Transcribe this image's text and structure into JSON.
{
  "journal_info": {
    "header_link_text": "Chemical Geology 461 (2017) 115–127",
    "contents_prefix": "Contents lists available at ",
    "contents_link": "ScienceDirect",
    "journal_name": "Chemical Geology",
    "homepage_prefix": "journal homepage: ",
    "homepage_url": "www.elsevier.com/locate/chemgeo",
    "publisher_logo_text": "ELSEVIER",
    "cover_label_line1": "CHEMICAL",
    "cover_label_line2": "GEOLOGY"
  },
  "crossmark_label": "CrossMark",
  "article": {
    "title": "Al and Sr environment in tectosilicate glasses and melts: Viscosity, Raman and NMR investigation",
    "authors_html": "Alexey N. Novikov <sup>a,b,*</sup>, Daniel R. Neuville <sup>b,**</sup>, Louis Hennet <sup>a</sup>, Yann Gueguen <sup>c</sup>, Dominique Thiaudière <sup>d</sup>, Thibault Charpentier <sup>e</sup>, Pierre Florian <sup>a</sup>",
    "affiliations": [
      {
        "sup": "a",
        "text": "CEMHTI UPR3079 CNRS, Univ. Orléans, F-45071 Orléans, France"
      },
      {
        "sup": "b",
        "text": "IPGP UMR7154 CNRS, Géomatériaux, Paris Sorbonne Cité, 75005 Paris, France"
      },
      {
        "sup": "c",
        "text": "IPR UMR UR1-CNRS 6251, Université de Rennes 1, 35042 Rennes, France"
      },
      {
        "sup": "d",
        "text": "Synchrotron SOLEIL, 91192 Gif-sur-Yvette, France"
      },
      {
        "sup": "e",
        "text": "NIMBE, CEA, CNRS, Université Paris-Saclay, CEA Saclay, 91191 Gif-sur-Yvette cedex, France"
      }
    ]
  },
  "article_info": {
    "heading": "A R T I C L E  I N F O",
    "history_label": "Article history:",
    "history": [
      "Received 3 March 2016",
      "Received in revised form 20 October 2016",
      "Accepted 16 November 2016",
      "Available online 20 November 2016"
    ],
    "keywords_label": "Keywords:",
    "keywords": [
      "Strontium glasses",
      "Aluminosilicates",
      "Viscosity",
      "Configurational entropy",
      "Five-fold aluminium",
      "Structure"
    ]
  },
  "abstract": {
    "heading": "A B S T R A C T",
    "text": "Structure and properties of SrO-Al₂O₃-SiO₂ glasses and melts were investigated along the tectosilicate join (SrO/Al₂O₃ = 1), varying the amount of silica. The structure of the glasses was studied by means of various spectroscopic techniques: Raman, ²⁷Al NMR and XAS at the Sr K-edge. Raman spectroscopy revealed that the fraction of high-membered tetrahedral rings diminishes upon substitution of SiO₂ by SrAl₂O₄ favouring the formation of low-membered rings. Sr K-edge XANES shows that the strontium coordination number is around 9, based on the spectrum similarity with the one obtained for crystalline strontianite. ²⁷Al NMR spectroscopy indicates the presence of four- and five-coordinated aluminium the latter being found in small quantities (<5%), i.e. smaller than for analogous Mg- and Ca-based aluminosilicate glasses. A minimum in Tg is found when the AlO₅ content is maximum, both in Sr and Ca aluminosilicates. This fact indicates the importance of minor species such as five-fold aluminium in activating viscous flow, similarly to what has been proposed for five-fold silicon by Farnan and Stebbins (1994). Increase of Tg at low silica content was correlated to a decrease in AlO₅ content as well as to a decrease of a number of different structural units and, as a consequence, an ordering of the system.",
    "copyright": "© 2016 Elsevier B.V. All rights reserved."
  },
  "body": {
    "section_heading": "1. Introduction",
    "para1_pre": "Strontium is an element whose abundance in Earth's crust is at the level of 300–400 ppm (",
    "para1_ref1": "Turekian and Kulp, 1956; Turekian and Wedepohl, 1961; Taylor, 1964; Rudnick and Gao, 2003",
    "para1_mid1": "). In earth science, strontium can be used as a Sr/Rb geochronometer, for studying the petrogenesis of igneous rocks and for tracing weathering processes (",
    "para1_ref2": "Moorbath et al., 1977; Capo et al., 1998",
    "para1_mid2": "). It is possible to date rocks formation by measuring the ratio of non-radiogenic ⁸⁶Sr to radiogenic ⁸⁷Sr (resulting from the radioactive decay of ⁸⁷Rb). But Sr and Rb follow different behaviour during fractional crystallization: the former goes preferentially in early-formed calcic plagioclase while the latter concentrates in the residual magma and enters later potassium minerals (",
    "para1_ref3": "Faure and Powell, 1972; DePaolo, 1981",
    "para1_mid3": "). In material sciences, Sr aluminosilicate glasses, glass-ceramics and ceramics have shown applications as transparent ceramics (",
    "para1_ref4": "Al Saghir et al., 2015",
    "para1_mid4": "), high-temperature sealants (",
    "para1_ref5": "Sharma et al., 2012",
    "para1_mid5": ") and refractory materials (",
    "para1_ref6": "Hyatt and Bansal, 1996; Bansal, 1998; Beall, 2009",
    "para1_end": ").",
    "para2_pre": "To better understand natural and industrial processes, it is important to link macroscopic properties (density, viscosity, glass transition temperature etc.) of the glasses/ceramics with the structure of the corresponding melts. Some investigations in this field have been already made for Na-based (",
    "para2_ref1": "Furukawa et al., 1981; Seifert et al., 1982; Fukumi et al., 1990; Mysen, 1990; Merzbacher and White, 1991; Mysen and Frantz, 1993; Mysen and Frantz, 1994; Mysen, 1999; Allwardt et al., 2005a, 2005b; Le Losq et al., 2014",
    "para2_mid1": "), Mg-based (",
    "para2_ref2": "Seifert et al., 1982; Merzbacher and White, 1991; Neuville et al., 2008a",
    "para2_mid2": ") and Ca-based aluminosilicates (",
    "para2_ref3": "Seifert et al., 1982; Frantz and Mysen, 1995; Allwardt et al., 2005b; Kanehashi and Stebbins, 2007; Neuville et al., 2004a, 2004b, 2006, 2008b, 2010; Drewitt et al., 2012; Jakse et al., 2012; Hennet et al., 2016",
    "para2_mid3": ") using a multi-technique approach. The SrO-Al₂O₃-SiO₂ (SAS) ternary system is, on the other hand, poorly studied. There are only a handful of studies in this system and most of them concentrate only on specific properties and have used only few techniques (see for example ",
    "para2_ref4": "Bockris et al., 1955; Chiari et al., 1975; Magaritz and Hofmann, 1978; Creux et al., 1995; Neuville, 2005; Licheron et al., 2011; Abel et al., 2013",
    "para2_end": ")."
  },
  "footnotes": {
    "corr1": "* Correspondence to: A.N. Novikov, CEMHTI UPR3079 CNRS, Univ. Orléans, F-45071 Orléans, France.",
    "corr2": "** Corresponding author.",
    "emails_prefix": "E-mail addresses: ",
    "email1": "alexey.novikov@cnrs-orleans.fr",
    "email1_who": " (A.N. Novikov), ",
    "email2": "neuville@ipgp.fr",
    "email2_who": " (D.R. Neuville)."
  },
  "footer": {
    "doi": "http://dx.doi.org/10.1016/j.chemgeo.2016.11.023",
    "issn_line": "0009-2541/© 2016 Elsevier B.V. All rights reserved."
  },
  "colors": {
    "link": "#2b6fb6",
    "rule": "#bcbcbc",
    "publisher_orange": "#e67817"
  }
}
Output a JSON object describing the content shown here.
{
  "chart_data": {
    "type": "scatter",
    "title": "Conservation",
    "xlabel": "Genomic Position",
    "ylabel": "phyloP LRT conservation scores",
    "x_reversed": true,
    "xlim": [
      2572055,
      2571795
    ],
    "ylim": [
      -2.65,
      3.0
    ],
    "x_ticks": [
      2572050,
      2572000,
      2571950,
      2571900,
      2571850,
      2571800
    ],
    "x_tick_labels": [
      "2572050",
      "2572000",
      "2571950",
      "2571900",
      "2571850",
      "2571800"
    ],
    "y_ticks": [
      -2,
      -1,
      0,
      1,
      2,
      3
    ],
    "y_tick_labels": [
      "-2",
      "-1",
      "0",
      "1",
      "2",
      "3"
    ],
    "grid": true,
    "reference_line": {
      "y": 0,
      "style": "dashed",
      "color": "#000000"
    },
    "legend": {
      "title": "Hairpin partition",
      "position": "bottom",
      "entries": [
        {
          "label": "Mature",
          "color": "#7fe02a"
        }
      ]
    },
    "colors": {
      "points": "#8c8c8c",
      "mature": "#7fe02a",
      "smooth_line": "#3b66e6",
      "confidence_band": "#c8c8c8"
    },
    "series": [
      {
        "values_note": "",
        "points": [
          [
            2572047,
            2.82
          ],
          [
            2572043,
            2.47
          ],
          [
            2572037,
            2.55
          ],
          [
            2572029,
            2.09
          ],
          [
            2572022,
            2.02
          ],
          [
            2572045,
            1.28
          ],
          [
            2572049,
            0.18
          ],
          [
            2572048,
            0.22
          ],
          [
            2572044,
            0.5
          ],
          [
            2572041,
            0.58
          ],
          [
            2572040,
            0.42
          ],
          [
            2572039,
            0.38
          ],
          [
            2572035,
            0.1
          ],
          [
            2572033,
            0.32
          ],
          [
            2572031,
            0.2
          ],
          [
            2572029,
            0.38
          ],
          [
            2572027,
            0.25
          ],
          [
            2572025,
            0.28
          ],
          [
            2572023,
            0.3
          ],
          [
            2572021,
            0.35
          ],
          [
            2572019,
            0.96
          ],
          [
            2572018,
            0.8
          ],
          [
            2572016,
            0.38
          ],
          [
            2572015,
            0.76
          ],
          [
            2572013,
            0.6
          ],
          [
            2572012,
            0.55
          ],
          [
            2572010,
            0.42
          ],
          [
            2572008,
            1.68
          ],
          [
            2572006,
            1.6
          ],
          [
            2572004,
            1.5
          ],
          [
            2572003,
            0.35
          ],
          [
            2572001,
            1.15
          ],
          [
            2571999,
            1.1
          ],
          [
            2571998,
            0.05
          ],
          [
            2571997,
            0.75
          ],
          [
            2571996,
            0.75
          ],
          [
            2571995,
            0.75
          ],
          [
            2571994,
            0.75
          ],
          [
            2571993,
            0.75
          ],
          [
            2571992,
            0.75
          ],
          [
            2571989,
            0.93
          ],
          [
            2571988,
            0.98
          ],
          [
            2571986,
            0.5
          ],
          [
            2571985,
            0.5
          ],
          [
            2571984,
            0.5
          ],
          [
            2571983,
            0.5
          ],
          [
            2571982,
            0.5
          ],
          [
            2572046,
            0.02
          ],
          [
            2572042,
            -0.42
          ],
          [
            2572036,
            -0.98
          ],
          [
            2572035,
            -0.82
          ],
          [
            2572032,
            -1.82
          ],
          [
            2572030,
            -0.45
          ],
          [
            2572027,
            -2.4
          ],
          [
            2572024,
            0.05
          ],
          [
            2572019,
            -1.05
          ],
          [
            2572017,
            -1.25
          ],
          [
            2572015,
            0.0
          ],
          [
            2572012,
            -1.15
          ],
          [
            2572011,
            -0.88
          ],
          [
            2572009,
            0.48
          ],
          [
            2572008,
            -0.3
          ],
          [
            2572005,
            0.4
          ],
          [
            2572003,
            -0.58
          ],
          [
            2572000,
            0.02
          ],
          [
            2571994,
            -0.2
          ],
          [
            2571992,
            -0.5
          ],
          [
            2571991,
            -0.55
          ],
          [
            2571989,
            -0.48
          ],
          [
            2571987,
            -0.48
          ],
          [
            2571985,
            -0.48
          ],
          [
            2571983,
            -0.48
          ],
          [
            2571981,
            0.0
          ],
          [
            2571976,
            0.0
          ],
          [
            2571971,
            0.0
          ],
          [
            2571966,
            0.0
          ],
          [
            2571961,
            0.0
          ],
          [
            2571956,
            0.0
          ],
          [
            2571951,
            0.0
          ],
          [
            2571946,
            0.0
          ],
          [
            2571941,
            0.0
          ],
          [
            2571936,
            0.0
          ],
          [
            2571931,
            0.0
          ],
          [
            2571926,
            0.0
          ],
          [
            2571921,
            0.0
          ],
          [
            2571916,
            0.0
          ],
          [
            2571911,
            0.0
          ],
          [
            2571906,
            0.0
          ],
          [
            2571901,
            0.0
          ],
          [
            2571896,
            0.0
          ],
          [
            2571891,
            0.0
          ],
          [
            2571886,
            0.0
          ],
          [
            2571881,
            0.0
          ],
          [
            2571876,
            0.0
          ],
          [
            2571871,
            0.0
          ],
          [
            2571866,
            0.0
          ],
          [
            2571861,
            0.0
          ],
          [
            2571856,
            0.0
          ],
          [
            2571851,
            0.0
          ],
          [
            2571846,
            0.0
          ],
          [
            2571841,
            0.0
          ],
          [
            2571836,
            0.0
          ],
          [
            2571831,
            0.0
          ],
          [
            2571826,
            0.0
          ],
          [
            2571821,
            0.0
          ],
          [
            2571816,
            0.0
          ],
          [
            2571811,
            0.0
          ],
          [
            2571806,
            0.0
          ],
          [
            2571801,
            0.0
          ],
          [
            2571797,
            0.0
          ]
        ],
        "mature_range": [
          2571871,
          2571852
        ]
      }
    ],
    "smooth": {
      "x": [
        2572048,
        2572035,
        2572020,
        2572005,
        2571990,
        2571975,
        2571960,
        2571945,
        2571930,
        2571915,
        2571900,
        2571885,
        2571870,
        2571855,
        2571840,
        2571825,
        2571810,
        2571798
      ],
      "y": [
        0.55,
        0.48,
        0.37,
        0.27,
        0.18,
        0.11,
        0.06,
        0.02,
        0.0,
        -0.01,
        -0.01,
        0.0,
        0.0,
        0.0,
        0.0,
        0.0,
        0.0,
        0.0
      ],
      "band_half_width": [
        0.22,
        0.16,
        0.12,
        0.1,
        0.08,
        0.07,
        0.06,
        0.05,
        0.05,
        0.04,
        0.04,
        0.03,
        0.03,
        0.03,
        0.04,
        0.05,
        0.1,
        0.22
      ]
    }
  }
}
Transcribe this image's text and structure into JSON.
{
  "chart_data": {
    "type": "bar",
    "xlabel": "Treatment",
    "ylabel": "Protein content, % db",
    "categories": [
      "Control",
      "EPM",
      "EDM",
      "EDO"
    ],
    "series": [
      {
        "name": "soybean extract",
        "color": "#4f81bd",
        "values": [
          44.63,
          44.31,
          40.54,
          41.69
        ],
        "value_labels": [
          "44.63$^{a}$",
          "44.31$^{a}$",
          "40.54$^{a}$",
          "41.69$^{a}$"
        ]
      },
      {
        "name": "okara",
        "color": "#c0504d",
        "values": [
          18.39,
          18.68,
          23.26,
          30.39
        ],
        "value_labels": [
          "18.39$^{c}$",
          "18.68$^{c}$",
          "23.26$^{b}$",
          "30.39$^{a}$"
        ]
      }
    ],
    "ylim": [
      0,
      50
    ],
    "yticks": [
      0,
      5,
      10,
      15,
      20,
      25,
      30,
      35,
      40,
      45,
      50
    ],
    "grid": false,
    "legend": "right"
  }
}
============
• [WORK INSTRUCTION]:
Every line of the material that holds the word "used" must be found and copied.

• [WRITTEN SOLUTION]:
    "para1_mid1": "). In earth science, strontium can be used as a Sr/Rb geochronometer, for studying the petrogenesis of igneous rocks and for tracing weathering processes (",
    "para2_mid3": ") using a multi-technique approach. The SrO-Al₂O₃-SiO₂ (SAS) ternary system is, on the other hand, poorly studied. There are only a handful of studies in this system and most of them concentrate only on specific properties and have used only few techniques (see for example ",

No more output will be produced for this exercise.